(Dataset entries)
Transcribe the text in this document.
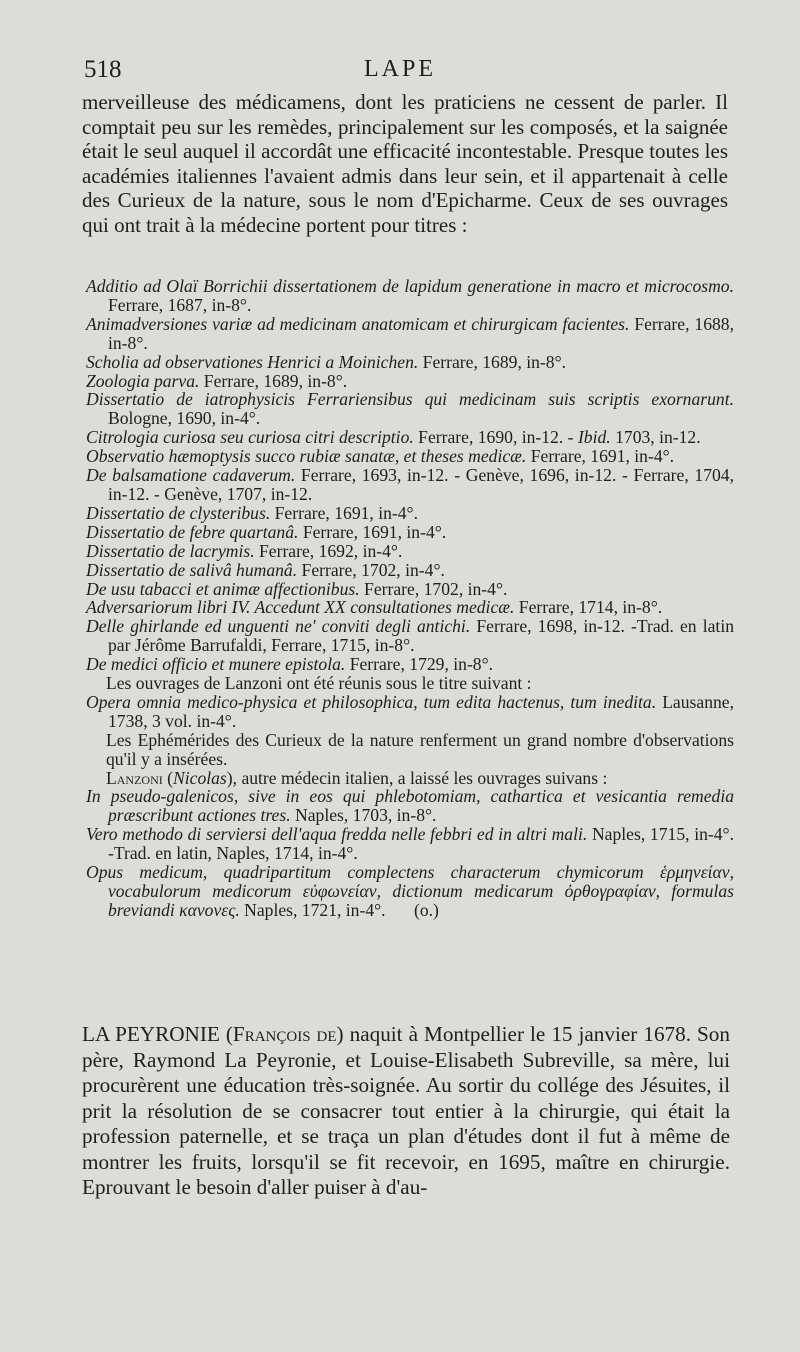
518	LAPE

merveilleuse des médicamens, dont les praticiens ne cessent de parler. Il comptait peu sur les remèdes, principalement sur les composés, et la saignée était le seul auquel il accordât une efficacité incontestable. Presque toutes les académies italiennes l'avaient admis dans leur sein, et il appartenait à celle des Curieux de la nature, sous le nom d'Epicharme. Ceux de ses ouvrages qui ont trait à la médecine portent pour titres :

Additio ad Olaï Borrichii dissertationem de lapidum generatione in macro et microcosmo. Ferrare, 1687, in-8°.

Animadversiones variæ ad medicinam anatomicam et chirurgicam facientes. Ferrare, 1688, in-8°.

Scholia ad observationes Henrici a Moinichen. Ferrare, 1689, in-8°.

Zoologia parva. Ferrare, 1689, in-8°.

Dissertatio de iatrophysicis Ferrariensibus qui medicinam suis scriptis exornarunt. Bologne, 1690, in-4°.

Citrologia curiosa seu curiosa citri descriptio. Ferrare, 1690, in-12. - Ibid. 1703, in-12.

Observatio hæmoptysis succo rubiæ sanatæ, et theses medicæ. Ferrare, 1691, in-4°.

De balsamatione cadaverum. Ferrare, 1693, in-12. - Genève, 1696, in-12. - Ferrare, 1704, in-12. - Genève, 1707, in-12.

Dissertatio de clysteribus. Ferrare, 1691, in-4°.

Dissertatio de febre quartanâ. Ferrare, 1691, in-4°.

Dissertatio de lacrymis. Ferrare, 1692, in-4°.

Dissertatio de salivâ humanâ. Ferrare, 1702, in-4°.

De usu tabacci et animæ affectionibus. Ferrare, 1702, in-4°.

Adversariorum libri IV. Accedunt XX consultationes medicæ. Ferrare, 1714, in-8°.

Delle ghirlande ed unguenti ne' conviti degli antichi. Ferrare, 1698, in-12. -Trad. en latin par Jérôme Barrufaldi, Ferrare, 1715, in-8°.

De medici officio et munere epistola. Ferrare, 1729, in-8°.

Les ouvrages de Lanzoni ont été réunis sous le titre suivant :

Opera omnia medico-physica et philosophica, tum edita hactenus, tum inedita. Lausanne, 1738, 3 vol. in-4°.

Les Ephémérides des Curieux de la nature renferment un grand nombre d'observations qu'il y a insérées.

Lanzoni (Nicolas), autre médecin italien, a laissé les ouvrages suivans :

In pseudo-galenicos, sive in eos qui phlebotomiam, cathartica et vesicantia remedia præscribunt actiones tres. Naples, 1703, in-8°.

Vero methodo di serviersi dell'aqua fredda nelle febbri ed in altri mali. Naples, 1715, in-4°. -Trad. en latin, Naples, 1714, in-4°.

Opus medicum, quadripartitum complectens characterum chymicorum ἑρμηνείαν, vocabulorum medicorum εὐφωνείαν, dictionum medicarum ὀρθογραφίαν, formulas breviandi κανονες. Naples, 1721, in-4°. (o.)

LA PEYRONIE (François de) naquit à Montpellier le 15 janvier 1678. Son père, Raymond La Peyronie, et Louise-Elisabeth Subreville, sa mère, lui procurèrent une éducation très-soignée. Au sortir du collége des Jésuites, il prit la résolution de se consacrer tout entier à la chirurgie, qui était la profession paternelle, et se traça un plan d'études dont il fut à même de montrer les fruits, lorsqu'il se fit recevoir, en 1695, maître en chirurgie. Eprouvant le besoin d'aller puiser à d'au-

---

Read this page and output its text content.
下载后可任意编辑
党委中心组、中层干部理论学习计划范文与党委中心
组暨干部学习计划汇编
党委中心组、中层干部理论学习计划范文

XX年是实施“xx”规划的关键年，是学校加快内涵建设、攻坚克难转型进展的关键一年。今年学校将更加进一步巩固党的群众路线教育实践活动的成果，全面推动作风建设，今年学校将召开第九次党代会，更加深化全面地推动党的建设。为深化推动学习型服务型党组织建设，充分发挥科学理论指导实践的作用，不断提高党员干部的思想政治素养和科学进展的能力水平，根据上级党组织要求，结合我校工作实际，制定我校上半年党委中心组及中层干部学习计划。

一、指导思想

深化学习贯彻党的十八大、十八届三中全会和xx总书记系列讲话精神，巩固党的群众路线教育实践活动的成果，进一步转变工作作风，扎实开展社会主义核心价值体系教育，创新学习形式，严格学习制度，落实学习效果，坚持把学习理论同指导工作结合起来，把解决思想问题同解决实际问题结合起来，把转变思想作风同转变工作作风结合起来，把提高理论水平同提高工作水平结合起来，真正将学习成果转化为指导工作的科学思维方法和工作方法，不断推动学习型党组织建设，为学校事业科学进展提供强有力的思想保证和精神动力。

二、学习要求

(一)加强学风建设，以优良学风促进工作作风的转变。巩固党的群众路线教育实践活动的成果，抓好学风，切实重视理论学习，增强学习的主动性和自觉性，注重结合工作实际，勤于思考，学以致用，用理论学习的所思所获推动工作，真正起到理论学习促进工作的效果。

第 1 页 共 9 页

**What the task asks**
Lines containing the string "ouvrages" should be counted; reply with their number and nothing more.

**Result of this task**
3